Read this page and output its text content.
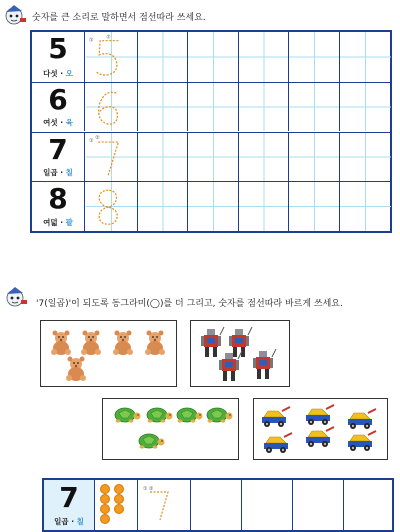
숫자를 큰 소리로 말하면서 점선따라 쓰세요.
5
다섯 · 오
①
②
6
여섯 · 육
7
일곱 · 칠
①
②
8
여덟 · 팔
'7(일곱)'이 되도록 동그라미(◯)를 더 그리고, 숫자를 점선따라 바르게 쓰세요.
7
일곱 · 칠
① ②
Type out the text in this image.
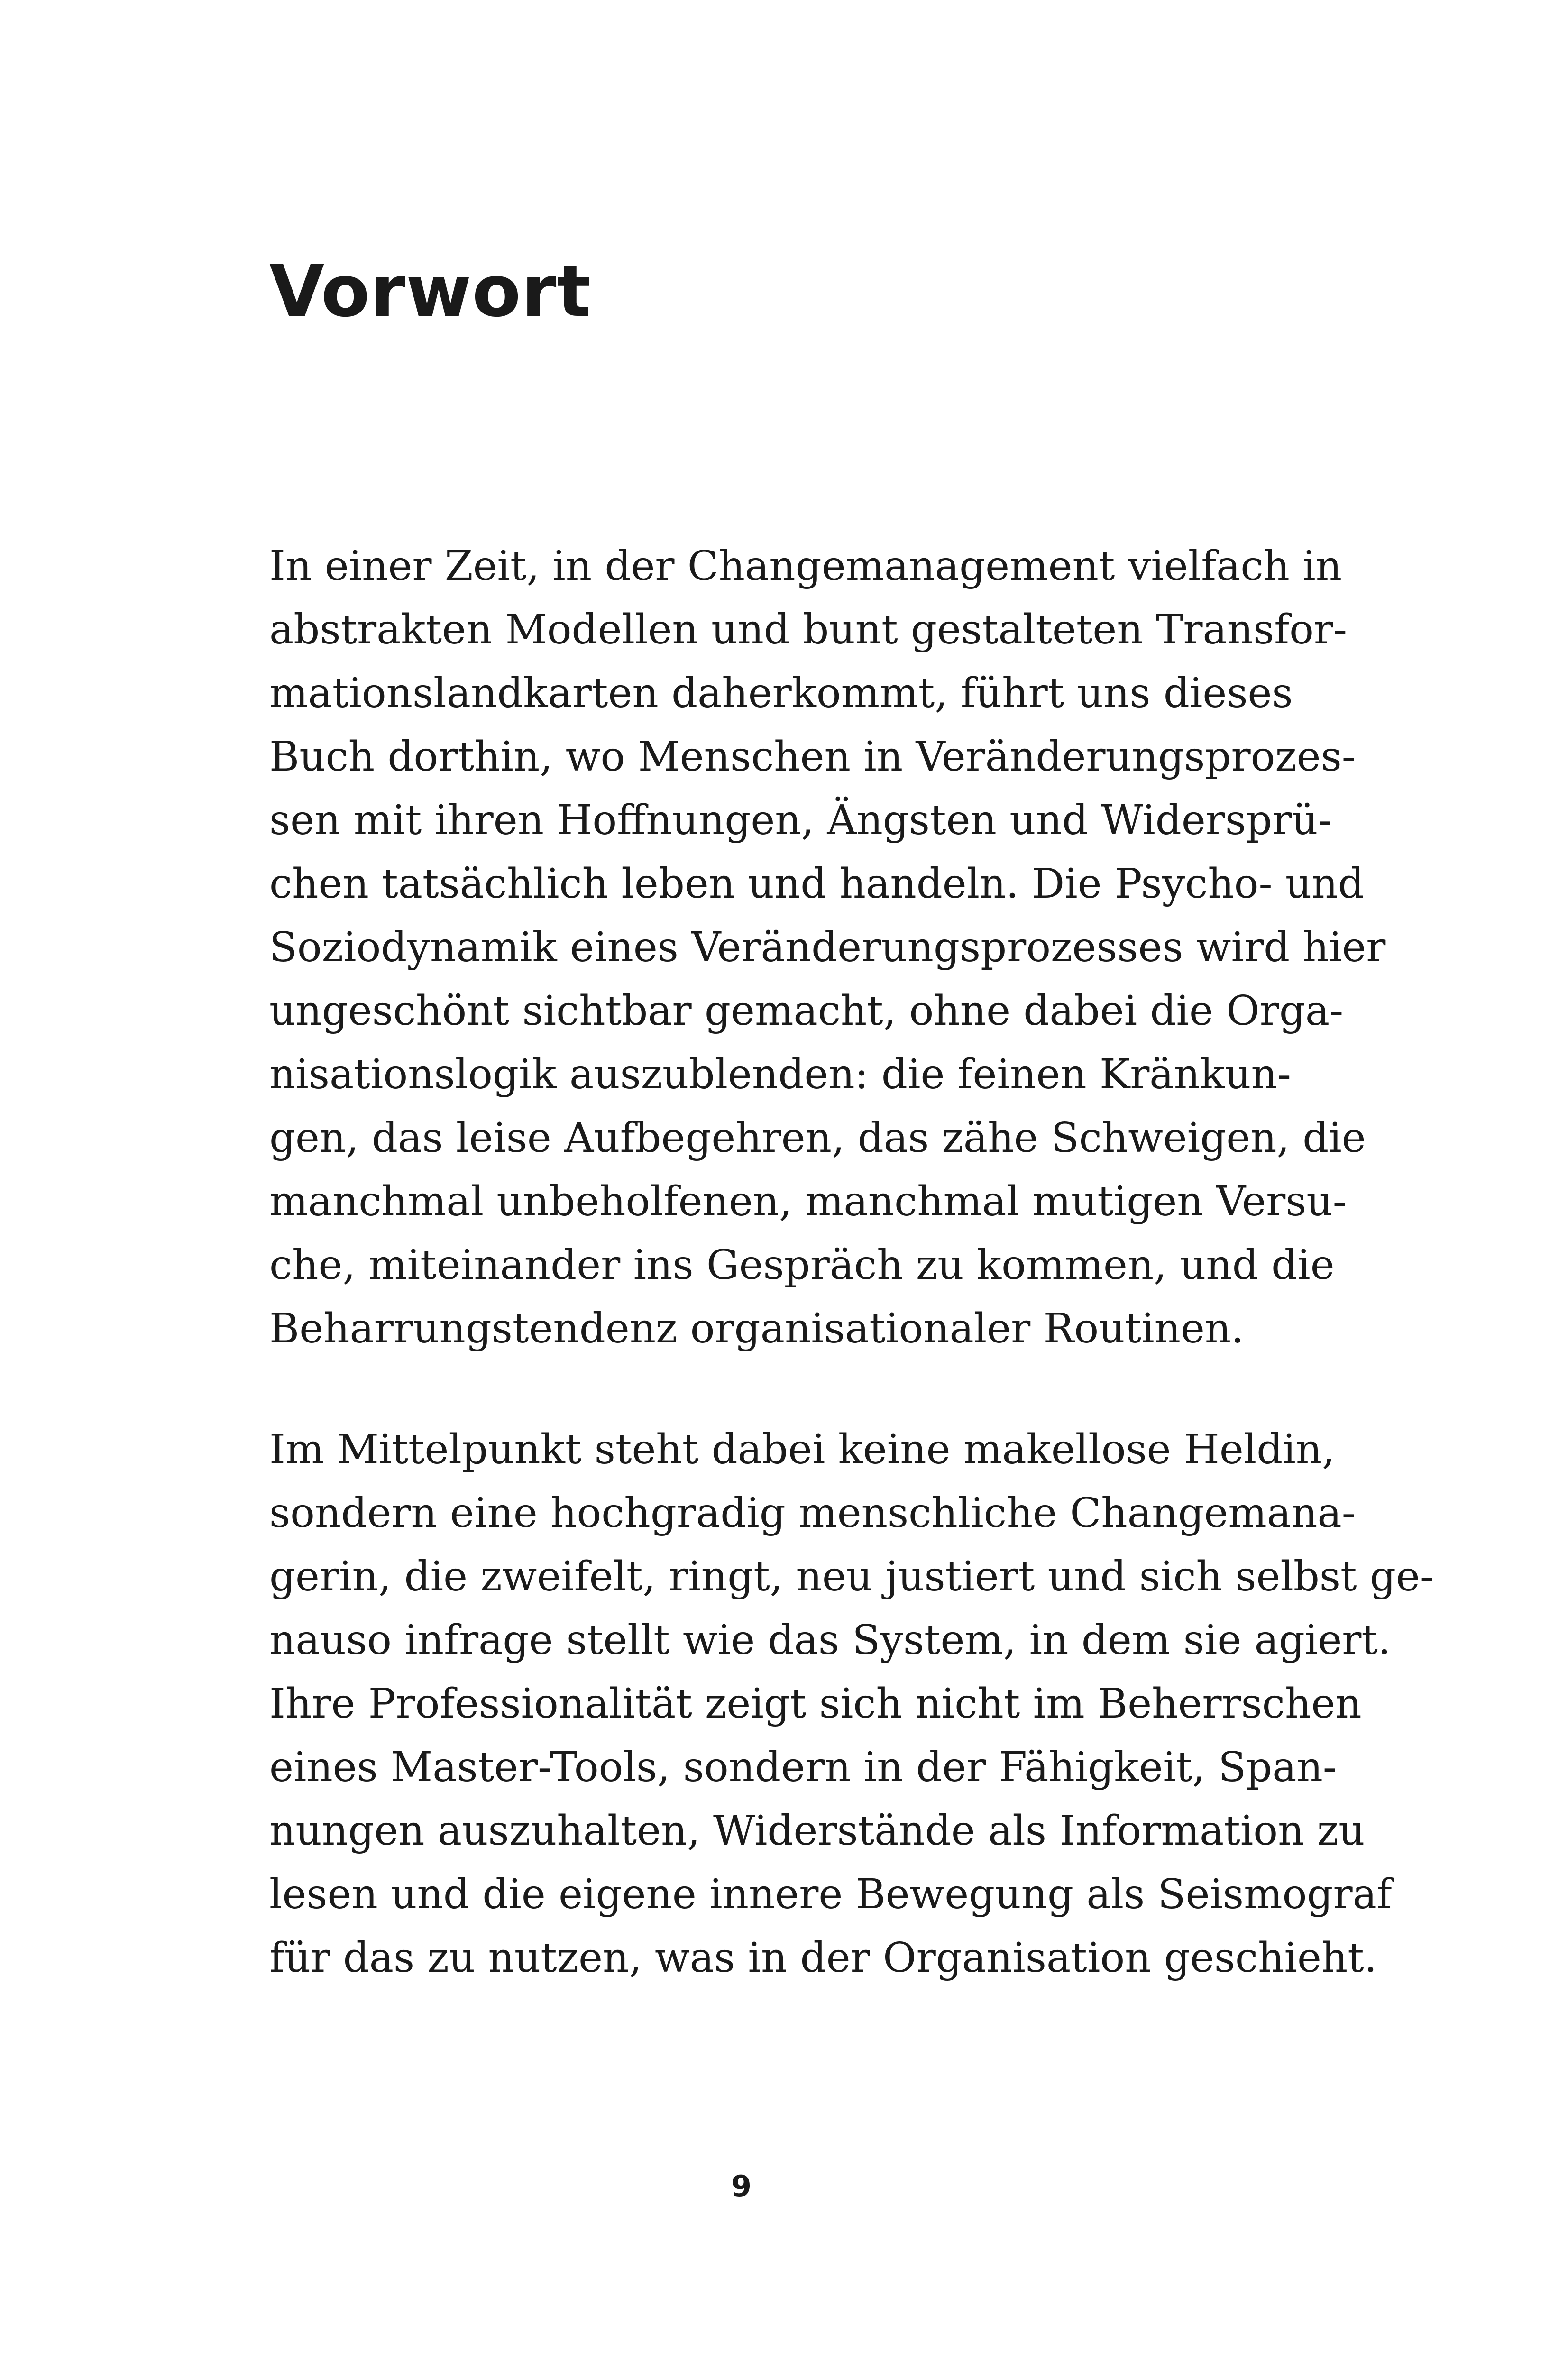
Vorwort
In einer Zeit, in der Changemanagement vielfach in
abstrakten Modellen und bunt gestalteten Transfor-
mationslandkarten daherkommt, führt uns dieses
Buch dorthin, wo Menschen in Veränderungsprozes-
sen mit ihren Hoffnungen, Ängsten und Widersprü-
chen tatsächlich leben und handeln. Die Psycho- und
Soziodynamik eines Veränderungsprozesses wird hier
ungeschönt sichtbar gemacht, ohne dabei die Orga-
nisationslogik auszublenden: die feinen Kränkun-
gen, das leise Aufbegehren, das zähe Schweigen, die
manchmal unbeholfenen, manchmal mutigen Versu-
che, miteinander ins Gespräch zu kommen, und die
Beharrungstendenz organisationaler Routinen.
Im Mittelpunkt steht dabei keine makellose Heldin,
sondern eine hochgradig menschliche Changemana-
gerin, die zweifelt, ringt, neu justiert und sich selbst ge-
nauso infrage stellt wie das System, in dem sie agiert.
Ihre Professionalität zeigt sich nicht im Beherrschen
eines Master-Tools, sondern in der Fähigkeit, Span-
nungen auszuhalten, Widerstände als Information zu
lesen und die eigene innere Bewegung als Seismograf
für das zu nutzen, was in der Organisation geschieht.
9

══════════════════════════════

■ **Short problem**
Scan the material line by line and report each one that contains "text".

■ **Solution for this exercise**
Read this page and output its text content.
Type out the text in this image.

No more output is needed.